(Provided data):

- - - - -

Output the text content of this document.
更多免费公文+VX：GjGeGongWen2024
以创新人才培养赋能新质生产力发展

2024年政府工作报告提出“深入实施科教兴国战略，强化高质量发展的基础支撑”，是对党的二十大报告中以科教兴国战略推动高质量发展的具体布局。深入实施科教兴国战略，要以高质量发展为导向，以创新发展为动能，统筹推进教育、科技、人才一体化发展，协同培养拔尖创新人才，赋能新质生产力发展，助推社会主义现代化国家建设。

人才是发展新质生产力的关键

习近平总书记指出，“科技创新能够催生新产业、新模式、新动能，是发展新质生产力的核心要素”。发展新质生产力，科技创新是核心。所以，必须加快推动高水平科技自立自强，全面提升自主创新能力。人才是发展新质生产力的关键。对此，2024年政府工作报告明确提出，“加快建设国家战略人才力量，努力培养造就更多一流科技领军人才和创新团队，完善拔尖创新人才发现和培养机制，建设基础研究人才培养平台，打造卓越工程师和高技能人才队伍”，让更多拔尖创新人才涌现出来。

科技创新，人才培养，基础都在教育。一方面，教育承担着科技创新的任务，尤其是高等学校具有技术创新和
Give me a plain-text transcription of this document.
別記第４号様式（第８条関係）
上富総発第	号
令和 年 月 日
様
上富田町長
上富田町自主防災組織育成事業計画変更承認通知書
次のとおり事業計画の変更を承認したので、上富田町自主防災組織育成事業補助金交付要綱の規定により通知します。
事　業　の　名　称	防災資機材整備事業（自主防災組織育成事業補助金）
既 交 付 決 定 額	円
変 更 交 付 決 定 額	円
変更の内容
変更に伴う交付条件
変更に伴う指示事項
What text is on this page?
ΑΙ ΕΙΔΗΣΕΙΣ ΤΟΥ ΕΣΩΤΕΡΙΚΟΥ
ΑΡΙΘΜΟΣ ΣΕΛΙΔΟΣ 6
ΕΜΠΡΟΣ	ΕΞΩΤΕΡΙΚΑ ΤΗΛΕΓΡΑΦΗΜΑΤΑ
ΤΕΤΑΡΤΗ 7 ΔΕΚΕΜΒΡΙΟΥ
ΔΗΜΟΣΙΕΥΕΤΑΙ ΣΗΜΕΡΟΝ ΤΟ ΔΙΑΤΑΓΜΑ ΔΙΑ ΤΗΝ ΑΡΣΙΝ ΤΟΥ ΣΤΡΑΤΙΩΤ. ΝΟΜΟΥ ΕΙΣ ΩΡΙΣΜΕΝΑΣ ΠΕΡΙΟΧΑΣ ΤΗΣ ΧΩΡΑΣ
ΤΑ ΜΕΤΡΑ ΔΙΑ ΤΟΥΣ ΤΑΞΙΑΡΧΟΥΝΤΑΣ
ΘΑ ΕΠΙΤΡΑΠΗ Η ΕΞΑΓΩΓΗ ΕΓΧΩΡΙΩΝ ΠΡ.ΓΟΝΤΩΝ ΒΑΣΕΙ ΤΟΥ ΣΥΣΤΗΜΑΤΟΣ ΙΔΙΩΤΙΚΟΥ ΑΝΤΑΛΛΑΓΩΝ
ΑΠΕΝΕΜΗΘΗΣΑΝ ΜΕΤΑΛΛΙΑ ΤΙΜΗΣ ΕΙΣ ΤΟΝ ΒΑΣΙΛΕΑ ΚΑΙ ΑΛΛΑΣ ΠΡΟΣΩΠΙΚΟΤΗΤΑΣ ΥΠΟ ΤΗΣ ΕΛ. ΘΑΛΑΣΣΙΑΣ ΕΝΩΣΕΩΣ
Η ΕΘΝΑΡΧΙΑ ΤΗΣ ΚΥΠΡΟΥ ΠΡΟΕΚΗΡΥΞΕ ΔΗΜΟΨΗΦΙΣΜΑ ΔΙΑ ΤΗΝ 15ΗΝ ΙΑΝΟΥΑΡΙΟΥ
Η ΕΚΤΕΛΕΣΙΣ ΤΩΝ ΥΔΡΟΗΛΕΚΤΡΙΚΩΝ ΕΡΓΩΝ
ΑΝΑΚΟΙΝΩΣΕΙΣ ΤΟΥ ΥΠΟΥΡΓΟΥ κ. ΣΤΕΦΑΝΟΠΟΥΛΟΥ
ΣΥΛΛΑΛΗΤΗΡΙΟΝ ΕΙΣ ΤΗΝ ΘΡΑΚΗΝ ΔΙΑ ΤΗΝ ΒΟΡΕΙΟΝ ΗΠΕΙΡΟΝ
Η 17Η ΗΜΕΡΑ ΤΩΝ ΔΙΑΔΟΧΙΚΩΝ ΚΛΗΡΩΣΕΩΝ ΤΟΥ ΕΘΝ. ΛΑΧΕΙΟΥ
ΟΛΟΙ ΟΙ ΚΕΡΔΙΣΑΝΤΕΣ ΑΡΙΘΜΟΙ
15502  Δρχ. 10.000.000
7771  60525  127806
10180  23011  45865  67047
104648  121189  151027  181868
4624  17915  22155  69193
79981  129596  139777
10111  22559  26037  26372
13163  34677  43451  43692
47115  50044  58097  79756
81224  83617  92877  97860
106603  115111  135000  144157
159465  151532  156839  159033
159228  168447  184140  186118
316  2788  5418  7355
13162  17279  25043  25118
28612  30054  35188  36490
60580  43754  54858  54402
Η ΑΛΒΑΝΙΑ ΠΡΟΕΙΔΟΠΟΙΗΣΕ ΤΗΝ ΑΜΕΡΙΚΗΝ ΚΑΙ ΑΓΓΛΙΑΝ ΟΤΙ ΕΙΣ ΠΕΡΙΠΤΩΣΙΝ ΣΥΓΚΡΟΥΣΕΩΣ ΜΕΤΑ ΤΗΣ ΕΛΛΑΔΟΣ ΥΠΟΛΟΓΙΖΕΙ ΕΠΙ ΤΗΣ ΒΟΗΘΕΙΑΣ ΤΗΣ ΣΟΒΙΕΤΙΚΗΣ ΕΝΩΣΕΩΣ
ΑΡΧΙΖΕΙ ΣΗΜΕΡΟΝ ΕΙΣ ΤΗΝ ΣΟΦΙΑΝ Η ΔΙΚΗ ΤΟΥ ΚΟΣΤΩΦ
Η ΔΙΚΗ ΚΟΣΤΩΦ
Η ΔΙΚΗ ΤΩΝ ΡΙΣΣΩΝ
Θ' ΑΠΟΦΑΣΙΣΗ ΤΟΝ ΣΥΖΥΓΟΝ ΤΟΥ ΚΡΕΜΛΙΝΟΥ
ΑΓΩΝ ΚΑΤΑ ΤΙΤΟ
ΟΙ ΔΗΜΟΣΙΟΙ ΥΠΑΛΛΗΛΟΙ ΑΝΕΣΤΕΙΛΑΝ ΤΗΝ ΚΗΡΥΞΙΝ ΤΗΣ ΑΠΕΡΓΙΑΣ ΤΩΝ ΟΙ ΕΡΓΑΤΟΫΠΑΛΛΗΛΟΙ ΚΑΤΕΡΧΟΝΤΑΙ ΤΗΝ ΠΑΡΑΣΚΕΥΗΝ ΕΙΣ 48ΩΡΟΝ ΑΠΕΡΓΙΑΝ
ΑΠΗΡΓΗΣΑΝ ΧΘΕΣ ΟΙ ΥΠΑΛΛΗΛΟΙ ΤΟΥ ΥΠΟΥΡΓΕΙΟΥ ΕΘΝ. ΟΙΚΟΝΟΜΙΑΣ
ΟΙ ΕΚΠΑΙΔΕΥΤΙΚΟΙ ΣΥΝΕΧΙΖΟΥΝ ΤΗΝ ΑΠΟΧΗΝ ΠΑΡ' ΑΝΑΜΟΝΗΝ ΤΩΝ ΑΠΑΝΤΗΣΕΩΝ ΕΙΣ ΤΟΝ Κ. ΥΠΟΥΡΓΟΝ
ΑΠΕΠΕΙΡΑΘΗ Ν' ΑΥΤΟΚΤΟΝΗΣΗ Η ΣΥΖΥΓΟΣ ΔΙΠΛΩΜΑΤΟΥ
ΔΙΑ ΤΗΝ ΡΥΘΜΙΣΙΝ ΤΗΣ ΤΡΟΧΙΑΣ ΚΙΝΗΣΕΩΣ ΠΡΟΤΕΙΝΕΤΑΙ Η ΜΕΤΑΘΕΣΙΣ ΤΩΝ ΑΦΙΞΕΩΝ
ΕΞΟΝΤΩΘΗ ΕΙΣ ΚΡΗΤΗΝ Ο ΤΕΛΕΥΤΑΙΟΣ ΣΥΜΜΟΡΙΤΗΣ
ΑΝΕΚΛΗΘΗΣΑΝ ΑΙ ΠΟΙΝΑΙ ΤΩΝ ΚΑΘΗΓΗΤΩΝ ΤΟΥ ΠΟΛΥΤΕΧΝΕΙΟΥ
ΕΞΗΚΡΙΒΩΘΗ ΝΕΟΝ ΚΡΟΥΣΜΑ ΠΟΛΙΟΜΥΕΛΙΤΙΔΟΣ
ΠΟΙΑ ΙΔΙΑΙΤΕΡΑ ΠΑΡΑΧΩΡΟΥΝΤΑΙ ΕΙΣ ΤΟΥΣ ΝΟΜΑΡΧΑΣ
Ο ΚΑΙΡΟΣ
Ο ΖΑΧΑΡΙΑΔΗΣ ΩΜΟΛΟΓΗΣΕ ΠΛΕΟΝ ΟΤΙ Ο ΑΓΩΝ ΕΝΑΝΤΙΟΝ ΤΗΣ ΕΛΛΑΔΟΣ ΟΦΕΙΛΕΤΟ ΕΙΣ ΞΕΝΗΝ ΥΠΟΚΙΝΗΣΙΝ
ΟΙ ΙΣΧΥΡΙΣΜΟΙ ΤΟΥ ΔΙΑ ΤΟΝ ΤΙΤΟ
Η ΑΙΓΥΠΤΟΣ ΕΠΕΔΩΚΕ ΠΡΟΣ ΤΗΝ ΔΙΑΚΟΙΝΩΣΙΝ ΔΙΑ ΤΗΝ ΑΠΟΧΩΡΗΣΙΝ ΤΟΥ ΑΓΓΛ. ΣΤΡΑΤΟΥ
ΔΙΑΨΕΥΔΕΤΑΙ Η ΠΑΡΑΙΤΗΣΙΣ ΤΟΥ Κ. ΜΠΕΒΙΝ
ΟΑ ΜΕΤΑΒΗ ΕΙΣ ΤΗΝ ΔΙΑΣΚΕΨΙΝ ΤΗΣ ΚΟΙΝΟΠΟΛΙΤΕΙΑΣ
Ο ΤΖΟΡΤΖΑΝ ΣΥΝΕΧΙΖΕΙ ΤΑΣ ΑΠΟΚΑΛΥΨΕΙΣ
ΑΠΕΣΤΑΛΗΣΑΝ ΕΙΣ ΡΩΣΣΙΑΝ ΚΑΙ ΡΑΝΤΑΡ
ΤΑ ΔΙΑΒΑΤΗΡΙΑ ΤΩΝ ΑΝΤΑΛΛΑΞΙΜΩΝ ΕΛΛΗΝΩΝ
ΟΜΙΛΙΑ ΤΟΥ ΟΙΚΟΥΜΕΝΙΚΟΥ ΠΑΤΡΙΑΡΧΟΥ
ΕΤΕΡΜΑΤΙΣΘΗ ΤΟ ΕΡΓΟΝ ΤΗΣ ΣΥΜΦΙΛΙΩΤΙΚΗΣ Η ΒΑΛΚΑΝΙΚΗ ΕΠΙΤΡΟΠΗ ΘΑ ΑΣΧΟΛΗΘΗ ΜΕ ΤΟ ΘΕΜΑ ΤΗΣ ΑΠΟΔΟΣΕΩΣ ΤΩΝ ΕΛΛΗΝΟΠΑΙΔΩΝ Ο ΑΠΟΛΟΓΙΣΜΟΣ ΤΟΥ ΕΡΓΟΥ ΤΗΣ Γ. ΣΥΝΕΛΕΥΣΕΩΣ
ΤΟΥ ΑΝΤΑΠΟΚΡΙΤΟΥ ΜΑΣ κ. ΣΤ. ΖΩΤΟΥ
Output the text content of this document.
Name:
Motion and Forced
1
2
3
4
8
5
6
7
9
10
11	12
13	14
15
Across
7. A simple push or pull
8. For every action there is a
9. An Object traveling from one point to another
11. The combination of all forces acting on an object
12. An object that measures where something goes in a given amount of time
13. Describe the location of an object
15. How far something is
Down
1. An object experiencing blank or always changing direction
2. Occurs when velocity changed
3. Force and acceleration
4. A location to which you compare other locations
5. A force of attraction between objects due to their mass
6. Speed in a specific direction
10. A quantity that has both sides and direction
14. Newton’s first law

- - - - -

Copy out every line with the word "that".

(Written solution):
12. An object that measures where something goes in a given amount of time
10. A quantity that has both sides and direction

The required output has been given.